#### [Exercise description]
The records below should be written out again, exactly.

#### [Supplied material]
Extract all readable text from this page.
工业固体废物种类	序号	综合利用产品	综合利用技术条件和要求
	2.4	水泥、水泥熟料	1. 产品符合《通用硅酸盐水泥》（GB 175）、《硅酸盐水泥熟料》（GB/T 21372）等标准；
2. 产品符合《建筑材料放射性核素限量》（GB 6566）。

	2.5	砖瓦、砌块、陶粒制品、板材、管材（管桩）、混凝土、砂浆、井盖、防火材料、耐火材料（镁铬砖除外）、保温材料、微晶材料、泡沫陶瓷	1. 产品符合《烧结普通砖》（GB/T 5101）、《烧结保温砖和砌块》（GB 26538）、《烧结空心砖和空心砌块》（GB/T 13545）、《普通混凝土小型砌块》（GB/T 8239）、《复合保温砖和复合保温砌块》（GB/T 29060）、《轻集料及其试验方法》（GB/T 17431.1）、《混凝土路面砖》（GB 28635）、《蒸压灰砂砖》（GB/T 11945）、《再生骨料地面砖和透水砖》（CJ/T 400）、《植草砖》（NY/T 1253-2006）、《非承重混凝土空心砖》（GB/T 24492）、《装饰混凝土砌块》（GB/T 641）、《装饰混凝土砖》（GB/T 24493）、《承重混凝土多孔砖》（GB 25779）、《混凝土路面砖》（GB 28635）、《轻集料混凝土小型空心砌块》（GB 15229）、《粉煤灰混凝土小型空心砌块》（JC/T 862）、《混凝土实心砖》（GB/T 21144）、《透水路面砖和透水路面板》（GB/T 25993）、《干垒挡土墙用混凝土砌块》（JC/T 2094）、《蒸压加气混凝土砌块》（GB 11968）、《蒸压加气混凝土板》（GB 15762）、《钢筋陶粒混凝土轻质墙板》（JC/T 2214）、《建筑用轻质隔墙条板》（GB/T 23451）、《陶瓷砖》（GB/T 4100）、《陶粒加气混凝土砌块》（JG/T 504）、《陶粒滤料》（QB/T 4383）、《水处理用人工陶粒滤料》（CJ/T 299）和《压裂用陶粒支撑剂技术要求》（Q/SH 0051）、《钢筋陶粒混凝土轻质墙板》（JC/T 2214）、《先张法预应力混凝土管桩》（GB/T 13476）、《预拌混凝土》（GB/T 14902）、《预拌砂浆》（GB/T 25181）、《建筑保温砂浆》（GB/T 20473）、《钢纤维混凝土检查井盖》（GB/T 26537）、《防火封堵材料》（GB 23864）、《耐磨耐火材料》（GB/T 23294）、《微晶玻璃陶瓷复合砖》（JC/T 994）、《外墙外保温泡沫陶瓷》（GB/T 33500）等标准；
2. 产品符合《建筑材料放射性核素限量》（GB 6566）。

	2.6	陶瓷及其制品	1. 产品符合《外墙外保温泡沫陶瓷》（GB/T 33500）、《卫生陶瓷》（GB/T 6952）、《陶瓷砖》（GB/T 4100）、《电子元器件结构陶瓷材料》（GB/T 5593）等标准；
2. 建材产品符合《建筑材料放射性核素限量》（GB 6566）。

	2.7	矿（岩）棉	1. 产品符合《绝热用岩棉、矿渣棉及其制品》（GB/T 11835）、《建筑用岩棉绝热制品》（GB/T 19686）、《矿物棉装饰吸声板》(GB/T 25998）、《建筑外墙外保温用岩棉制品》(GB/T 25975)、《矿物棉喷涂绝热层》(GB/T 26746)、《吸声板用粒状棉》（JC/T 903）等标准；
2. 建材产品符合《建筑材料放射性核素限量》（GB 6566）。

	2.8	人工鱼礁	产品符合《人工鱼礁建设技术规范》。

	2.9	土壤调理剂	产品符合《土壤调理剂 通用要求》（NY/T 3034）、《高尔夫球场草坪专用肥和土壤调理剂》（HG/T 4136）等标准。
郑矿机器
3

#### [Problem solution]
Extract all readable text from this page.
工业固体废物种类	序号	综合利用产品	综合利用技术条件和要求
	2.4	水泥、水泥熟料	1. 产品符合《通用硅酸盐水泥》（GB 175）、《硅酸盐水泥熟料》（GB/T 21372）等标准；
2. 产品符合《建筑材料放射性核素限量》（GB 6566）。

	2.5	砖瓦、砌块、陶粒制品、板材、管材（管桩）、混凝土、砂浆、井盖、防火材料、耐火材料（镁铬砖除外）、保温材料、微晶材料、泡沫陶瓷	1. 产品符合《烧结普通砖》（GB/T 5101）、《烧结保温砖和砌块》（GB 26538）、《烧结空心砖和空心砌块》（GB/T 13545）、《普通混凝土小型砌块》（GB/T 8239）、《复合保温砖和复合保温砌块》（GB/T 29060）、《轻集料及其试验方法》（GB/T 17431.1）、《混凝土路面砖》（GB 28635）、《蒸压灰砂砖》（GB/T 11945）、《再生骨料地面砖和透水砖》（CJ/T 400）、《植草砖》（NY/T 1253-2006）、《非承重混凝土空心砖》（GB/T 24492）、《装饰混凝土砌块》（GB/T 641）、《装饰混凝土砖》（GB/T 24493）、《承重混凝土多孔砖》（GB 25779）、《混凝土路面砖》（GB 28635）、《轻集料混凝土小型空心砌块》（GB 15229）、《粉煤灰混凝土小型空心砌块》（JC/T 862）、《混凝土实心砖》（GB/T 21144）、《透水路面砖和透水路面板》（GB/T 25993）、《干垒挡土墙用混凝土砌块》（JC/T 2094）、《蒸压加气混凝土砌块》（GB 11968）、《蒸压加气混凝土板》（GB 15762）、《钢筋陶粒混凝土轻质墙板》（JC/T 2214）、《建筑用轻质隔墙条板》（GB/T 23451）、《陶瓷砖》（GB/T 4100）、《陶粒加气混凝土砌块》（JG/T 504）、《陶粒滤料》（QB/T 4383）、《水处理用人工陶粒滤料》（CJ/T 299）和《压裂用陶粒支撑剂技术要求》（Q/SH 0051）、《钢筋陶粒混凝土轻质墙板》（JC/T 2214）、《先张法预应力混凝土管桩》（GB/T 13476）、《预拌混凝土》（GB/T 14902）、《预拌砂浆》（GB/T 25181）、《建筑保温砂浆》（GB/T 20473）、《钢纤维混凝土检查井盖》（GB/T 26537）、《防火封堵材料》（GB 23864）、《耐磨耐火材料》（GB/T 23294）、《微晶玻璃陶瓷复合砖》（JC/T 994）、《外墙外保温泡沫陶瓷》（GB/T 33500）等标准；
2. 产品符合《建筑材料放射性核素限量》（GB 6566）。

	2.6	陶瓷及其制品	1. 产品符合《外墙外保温泡沫陶瓷》（GB/T 33500）、《卫生陶瓷》（GB/T 6952）、《陶瓷砖》（GB/T 4100）、《电子元器件结构陶瓷材料》（GB/T 5593）等标准；
2. 建材产品符合《建筑材料放射性核素限量》（GB 6566）。

	2.7	矿（岩）棉	1. 产品符合《绝热用岩棉、矿渣棉及其制品》（GB/T 11835）、《建筑用岩棉绝热制品》（GB/T 19686）、《矿物棉装饰吸声板》(GB/T 25998）、《建筑外墙外保温用岩棉制品》(GB/T 25975)、《矿物棉喷涂绝热层》(GB/T 26746)、《吸声板用粒状棉》（JC/T 903）等标准；
2. 建材产品符合《建筑材料放射性核素限量》（GB 6566）。

	2.8	人工鱼礁	产品符合《人工鱼礁建设技术规范》。

	2.9	土壤调理剂	产品符合《土壤调理剂 通用要求》（NY/T 3034）、《高尔夫球场草坪专用肥和土壤调理剂》（HG/T 4136）等标准。
郑矿机器
3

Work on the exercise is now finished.